→ **WHAT TO DO**:
Each record below must be returned exactly as shown.

→ **EXCERPTED DATA**:
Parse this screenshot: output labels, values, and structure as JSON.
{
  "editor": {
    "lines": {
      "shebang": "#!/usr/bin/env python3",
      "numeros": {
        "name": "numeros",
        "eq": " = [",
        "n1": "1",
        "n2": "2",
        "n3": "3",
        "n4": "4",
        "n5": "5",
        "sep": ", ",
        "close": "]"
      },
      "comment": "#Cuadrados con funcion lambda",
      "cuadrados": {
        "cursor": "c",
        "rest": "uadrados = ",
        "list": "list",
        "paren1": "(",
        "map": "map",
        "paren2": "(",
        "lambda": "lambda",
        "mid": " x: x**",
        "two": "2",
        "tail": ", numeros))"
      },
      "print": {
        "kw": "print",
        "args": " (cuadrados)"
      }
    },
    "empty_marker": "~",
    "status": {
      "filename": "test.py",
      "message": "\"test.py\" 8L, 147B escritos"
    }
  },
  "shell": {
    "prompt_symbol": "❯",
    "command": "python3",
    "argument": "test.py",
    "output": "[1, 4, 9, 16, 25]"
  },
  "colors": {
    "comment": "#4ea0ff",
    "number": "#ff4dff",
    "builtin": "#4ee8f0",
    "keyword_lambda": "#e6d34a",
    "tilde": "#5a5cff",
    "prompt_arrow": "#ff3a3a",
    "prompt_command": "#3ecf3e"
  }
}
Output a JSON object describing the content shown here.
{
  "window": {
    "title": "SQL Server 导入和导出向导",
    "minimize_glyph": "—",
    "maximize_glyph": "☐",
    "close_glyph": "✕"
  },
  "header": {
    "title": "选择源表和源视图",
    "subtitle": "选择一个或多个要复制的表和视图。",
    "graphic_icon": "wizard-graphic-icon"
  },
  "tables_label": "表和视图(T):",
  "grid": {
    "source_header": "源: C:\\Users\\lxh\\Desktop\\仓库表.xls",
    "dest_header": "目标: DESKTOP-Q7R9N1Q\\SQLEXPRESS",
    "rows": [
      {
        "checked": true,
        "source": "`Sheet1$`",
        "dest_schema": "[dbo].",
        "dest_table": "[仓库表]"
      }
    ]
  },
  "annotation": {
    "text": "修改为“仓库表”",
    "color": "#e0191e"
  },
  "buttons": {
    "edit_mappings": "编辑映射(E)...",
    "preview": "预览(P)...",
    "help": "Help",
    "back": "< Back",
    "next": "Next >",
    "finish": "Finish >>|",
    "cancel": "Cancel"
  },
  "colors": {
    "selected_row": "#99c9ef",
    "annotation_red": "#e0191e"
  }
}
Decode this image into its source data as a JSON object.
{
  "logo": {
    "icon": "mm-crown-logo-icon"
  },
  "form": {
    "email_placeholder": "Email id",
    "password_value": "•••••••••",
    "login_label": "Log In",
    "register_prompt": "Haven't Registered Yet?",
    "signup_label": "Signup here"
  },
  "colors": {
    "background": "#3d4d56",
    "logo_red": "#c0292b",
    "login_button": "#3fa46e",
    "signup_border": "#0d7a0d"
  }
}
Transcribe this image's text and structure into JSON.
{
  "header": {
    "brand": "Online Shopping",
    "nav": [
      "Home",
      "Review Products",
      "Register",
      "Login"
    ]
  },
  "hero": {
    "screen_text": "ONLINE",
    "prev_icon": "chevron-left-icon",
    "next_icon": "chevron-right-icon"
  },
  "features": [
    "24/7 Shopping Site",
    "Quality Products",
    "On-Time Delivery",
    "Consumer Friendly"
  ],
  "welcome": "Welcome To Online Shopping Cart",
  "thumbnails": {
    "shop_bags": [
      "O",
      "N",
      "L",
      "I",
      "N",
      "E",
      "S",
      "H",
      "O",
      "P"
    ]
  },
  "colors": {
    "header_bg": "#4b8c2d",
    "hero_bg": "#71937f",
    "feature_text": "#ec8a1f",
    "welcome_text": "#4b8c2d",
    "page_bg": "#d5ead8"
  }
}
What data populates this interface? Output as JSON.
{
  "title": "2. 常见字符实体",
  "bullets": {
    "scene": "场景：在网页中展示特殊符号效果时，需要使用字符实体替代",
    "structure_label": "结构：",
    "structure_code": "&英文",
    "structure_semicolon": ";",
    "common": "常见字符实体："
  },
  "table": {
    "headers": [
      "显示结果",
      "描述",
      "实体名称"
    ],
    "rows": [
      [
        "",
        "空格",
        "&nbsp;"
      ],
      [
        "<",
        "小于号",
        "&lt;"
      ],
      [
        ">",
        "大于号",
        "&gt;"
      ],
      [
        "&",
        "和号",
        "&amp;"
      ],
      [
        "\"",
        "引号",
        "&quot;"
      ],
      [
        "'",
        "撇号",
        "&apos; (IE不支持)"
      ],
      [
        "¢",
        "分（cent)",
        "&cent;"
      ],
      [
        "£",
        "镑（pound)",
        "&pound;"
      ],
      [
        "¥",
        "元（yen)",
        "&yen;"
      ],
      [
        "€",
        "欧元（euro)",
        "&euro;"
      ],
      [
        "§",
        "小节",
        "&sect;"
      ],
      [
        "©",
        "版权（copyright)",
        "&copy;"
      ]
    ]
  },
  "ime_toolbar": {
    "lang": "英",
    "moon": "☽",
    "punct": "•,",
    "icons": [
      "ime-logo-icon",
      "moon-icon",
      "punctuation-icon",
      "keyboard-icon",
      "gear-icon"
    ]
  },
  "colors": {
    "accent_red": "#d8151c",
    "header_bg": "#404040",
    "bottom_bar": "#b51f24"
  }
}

→ **SOLUTION TO THIS PROBLEM**:
Parse this screenshot: output labels, values, and structure as JSON.
{
  "editor": {
    "lines": {
      "shebang": "#!/usr/bin/env python3",
      "numeros": {
        "name": "numeros",
        "eq": " = [",
        "n1": "1",
        "n2": "2",
        "n3": "3",
        "n4": "4",
        "n5": "5",
        "sep": ", ",
        "close": "]"
      },
      "comment": "#Cuadrados con funcion lambda",
      "cuadrados": {
        "cursor": "c",
        "rest": "uadrados = ",
        "list": "list",
        "paren1": "(",
        "map": "map",
        "paren2": "(",
        "lambda": "lambda",
        "mid": " x: x**",
        "two": "2",
        "tail": ", numeros))"
      },
      "print": {
        "kw": "print",
        "args": " (cuadrados)"
      }
    },
    "empty_marker": "~",
    "status": {
      "filename": "test.py",
      "message": "\"test.py\" 8L, 147B escritos"
    }
  },
  "shell": {
    "prompt_symbol": "❯",
    "command": "python3",
    "argument": "test.py",
    "output": "[1, 4, 9, 16, 25]"
  },
  "colors": {
    "comment": "#4ea0ff",
    "number": "#ff4dff",
    "builtin": "#4ee8f0",
    "keyword_lambda": "#e6d34a",
    "tilde": "#5a5cff",
    "prompt_arrow": "#ff3a3a",
    "prompt_command": "#3ecf3e"
  }
}
Output a JSON object describing the content shown here.
{
  "window": {
    "title": "SQL Server 导入和导出向导",
    "minimize_glyph": "—",
    "maximize_glyph": "☐",
    "close_glyph": "✕"
  },
  "header": {
    "title": "选择源表和源视图",
    "subtitle": "选择一个或多个要复制的表和视图。",
    "graphic_icon": "wizard-graphic-icon"
  },
  "tables_label": "表和视图(T):",
  "grid": {
    "source_header": "源: C:\\Users\\lxh\\Desktop\\仓库表.xls",
    "dest_header": "目标: DESKTOP-Q7R9N1Q\\SQLEXPRESS",
    "rows": [
      {
        "checked": true,
        "source": "`Sheet1$`",
        "dest_schema": "[dbo].",
        "dest_table": "[仓库表]"
      }
    ]
  },
  "annotation": {
    "text": "修改为“仓库表”",
    "color": "#e0191e"
  },
  "buttons": {
    "edit_mappings": "编辑映射(E)...",
    "preview": "预览(P)...",
    "help": "Help",
    "back": "< Back",
    "next": "Next >",
    "finish": "Finish >>|",
    "cancel": "Cancel"
  },
  "colors": {
    "selected_row": "#99c9ef",
    "annotation_red": "#e0191e"
  }
}
Decode this image into its source data as a JSON object.
{
  "logo": {
    "icon": "mm-crown-logo-icon"
  },
  "form": {
    "email_placeholder": "Email id",
    "password_value": "•••••••••",
    "login_label": "Log In",
    "register_prompt": "Haven't Registered Yet?",
    "signup_label": "Signup here"
  },
  "colors": {
    "background": "#3d4d56",
    "logo_red": "#c0292b",
    "login_button": "#3fa46e",
    "signup_border": "#0d7a0d"
  }
}
Transcribe this image's text and structure into JSON.
{
  "header": {
    "brand": "Online Shopping",
    "nav": [
      "Home",
      "Review Products",
      "Register",
      "Login"
    ]
  },
  "hero": {
    "screen_text": "ONLINE",
    "prev_icon": "chevron-left-icon",
    "next_icon": "chevron-right-icon"
  },
  "features": [
    "24/7 Shopping Site",
    "Quality Products",
    "On-Time Delivery",
    "Consumer Friendly"
  ],
  "welcome": "Welcome To Online Shopping Cart",
  "thumbnails": {
    "shop_bags": [
      "O",
      "N",
      "L",
      "I",
      "N",
      "E",
      "S",
      "H",
      "O",
      "P"
    ]
  },
  "colors": {
    "header_bg": "#4b8c2d",
    "hero_bg": "#71937f",
    "feature_text": "#ec8a1f",
    "welcome_text": "#4b8c2d",
    "page_bg": "#d5ead8"
  }
}
What data populates this interface? Output as JSON.
{
  "title": "2. 常见字符实体",
  "bullets": {
    "scene": "场景：在网页中展示特殊符号效果时，需要使用字符实体替代",
    "structure_label": "结构：",
    "structure_code": "&英文",
    "structure_semicolon": ";",
    "common": "常见字符实体："
  },
  "table": {
    "headers": [
      "显示结果",
      "描述",
      "实体名称"
    ],
    "rows": [
      [
        "",
        "空格",
        "&nbsp;"
      ],
      [
        "<",
        "小于号",
        "&lt;"
      ],
      [
        ">",
        "大于号",
        "&gt;"
      ],
      [
        "&",
        "和号",
        "&amp;"
      ],
      [
        "\"",
        "引号",
        "&quot;"
      ],
      [
        "'",
        "撇号",
        "&apos; (IE不支持)"
      ],
      [
        "¢",
        "分（cent)",
        "&cent;"
      ],
      [
        "£",
        "镑（pound)",
        "&pound;"
      ],
      [
        "¥",
        "元（yen)",
        "&yen;"
      ],
      [
        "€",
        "欧元（euro)",
        "&euro;"
      ],
      [
        "§",
        "小节",
        "&sect;"
      ],
      [
        "©",
        "版权（copyright)",
        "&copy;"
      ]
    ]
  },
  "ime_toolbar": {
    "lang": "英",
    "moon": "☽",
    "punct": "•,",
    "icons": [
      "ime-logo-icon",
      "moon-icon",
      "punctuation-icon",
      "keyboard-icon",
      "gear-icon"
    ]
  },
  "colors": {
    "accent_red": "#d8151c",
    "header_bg": "#404040",
    "bottom_bar": "#b51f24"
  }
}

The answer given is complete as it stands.